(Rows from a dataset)
>>>>>
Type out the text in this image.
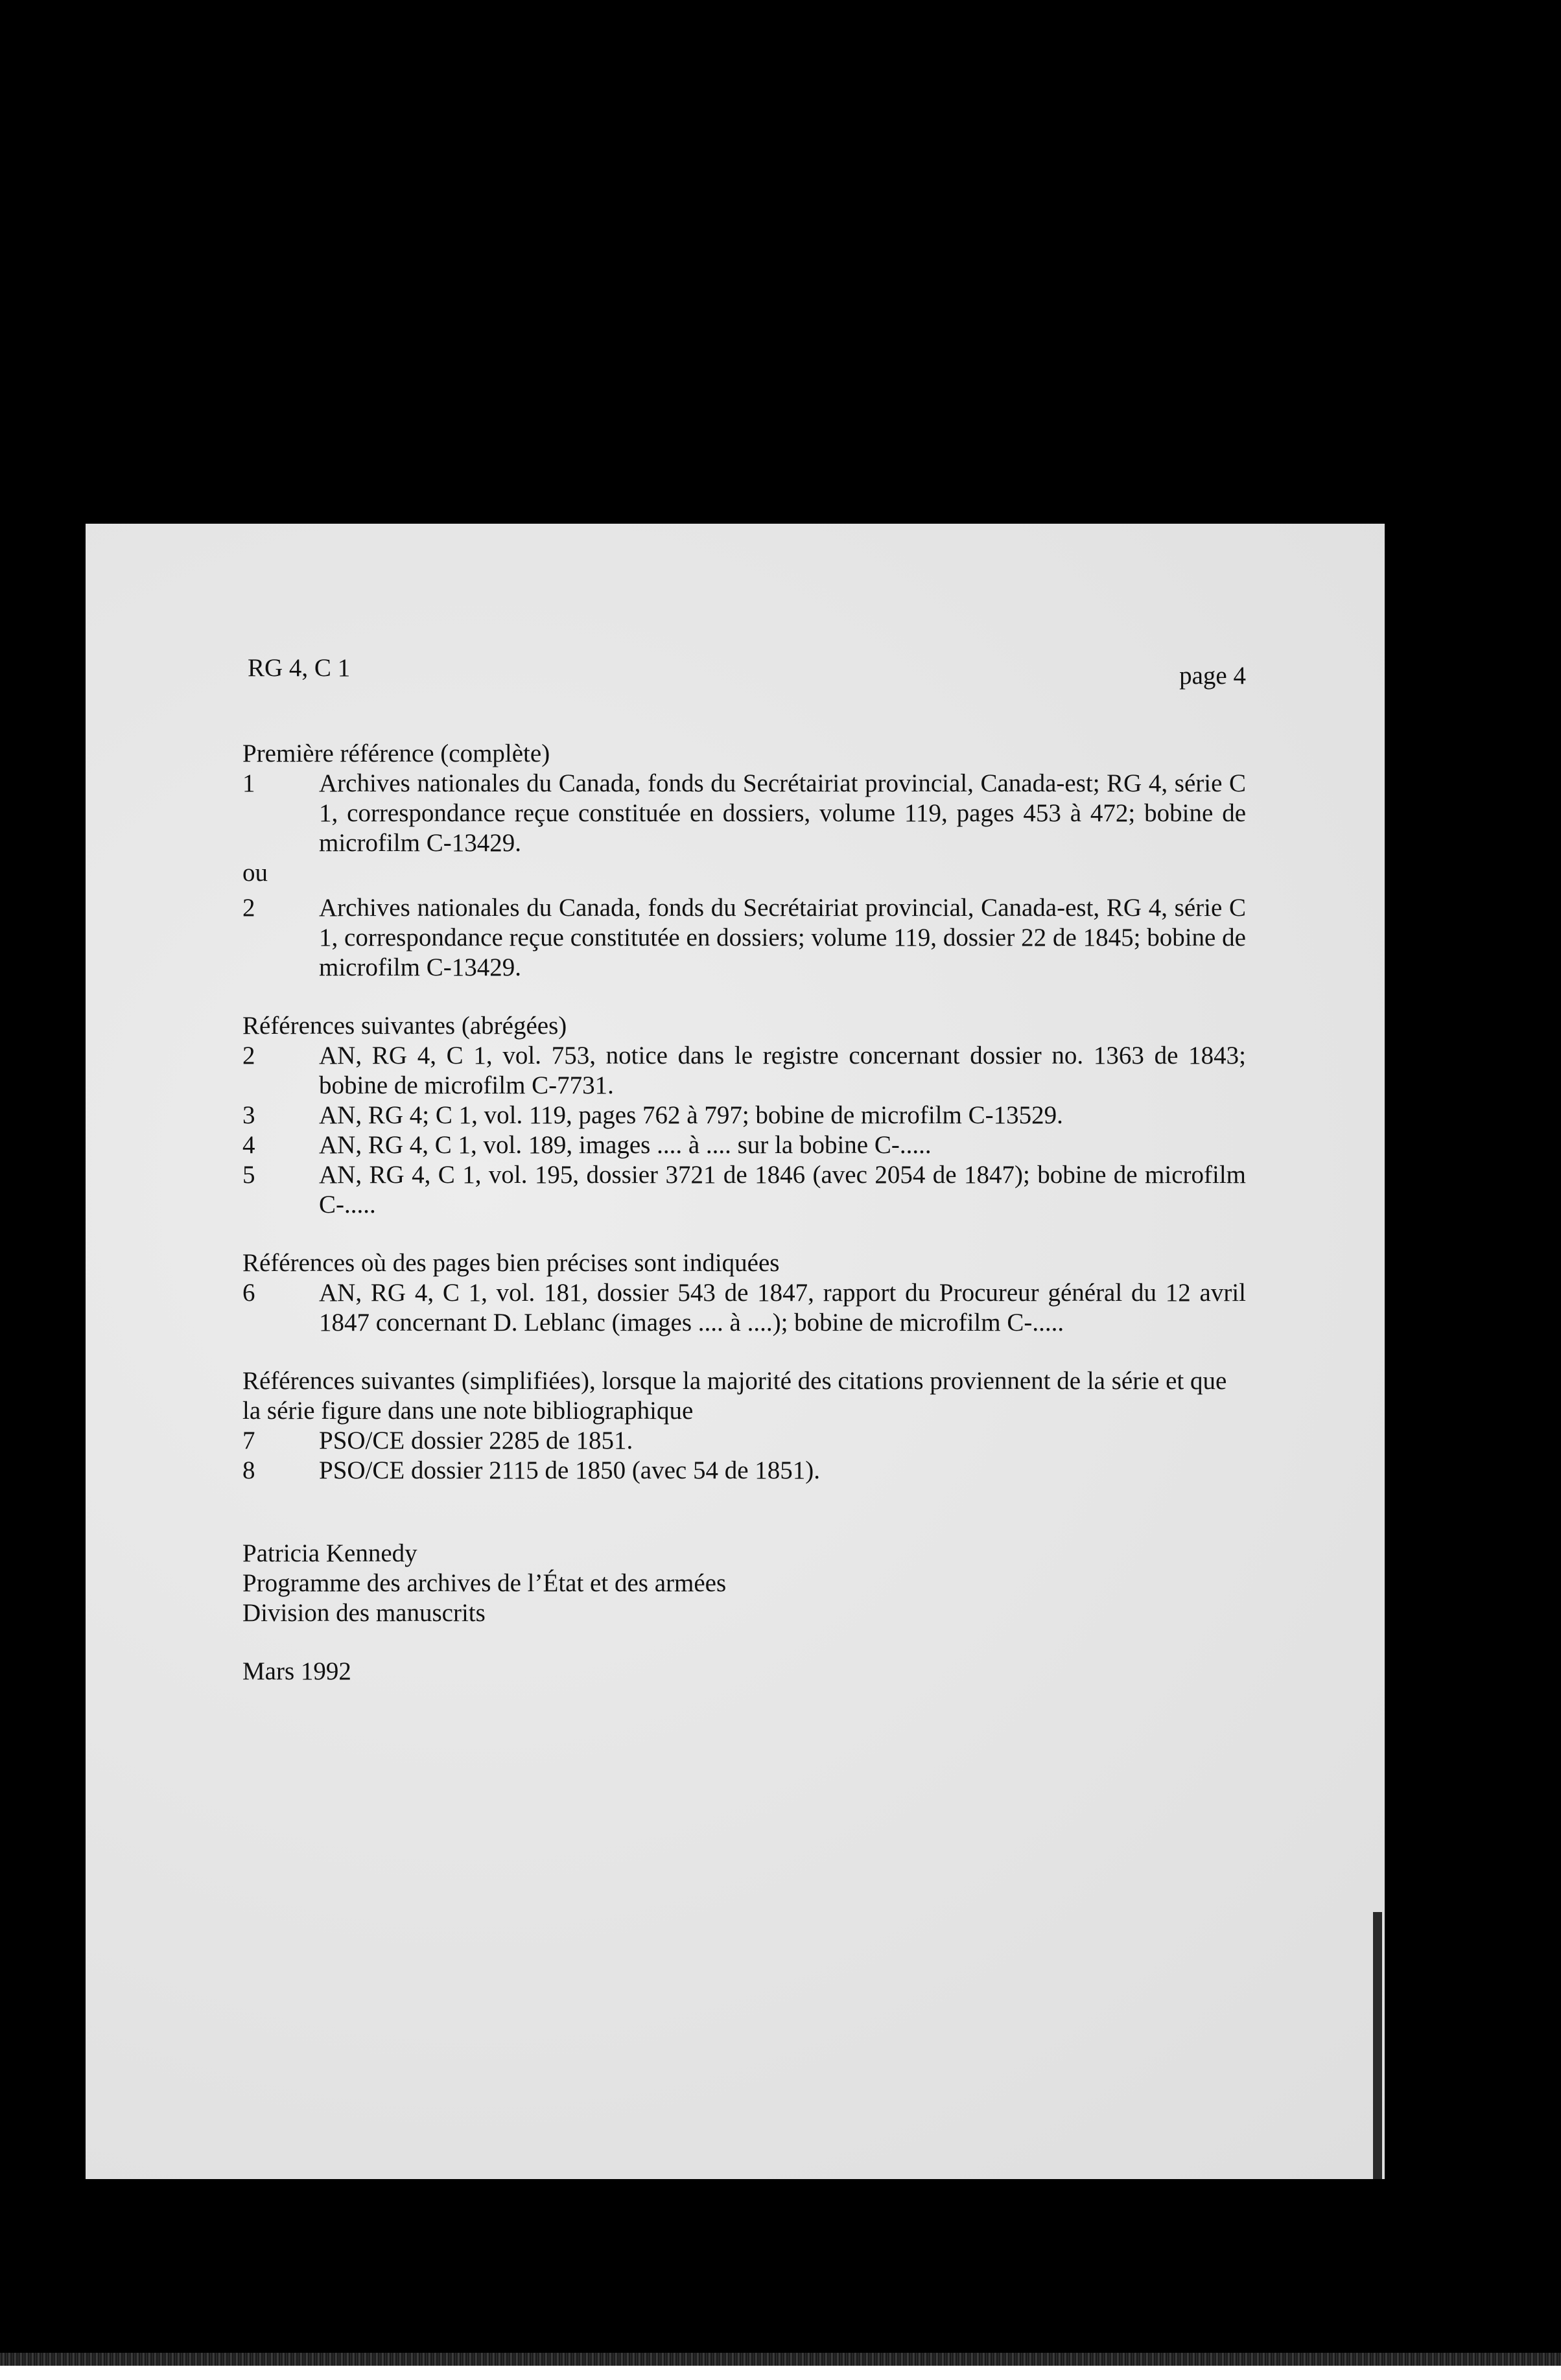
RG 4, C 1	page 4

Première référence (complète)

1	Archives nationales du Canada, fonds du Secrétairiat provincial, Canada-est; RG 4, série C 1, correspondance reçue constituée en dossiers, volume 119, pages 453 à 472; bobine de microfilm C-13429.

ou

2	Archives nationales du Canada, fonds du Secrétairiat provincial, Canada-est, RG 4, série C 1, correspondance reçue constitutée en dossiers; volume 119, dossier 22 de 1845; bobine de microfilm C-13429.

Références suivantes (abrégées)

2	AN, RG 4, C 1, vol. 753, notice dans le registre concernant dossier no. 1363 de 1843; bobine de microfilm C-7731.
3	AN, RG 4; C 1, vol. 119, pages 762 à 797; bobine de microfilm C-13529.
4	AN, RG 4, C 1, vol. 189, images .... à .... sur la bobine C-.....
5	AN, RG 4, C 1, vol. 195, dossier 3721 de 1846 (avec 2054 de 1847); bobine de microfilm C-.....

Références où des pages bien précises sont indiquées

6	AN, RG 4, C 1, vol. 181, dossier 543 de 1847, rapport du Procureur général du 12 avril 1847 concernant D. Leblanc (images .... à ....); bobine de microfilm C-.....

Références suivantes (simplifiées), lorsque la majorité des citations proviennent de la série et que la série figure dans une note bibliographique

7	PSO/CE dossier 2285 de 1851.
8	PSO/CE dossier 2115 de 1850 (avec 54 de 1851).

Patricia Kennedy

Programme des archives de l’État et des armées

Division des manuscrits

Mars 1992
<<<<<
>>>>>
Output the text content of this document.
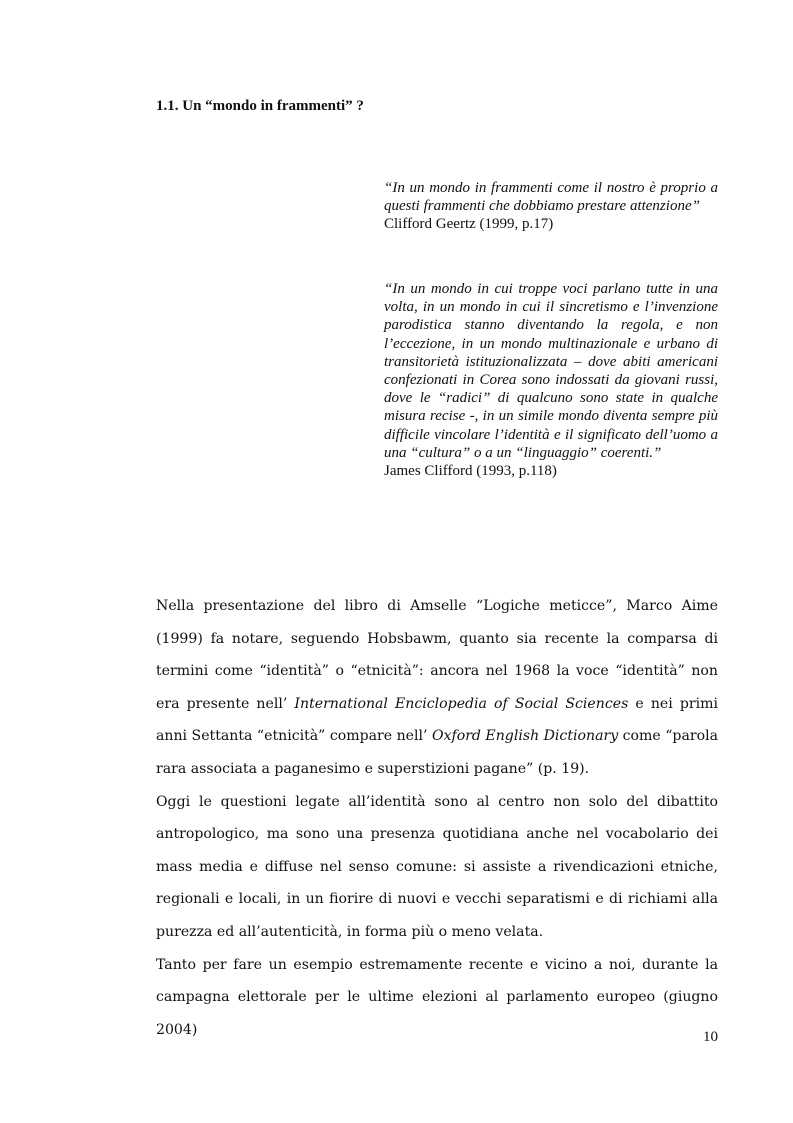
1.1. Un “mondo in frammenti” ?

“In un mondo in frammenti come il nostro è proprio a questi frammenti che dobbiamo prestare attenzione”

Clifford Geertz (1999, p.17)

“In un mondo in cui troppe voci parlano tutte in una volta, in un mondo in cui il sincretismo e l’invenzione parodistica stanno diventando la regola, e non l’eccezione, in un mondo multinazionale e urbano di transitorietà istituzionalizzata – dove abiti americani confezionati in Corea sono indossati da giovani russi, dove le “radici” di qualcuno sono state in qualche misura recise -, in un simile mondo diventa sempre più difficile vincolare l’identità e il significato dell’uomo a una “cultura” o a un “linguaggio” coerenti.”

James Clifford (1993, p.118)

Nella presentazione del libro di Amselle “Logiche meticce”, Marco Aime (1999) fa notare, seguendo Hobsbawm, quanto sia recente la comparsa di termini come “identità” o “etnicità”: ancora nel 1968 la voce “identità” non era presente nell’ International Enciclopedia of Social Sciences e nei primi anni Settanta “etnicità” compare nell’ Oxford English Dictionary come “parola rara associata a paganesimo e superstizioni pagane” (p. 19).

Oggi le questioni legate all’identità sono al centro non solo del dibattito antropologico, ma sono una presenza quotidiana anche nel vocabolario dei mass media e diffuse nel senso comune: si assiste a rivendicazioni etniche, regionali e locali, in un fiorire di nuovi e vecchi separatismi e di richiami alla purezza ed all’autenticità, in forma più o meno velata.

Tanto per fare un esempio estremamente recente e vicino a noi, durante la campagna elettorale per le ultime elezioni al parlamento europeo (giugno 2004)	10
<<<<<
**WHAT THE TASK ASKS:**
Scan the listing above. Gather each line that contains the word "text".

**OUTPUT OF THE EXERCISE:**
Type out the text in this image.
Output the text content of this document.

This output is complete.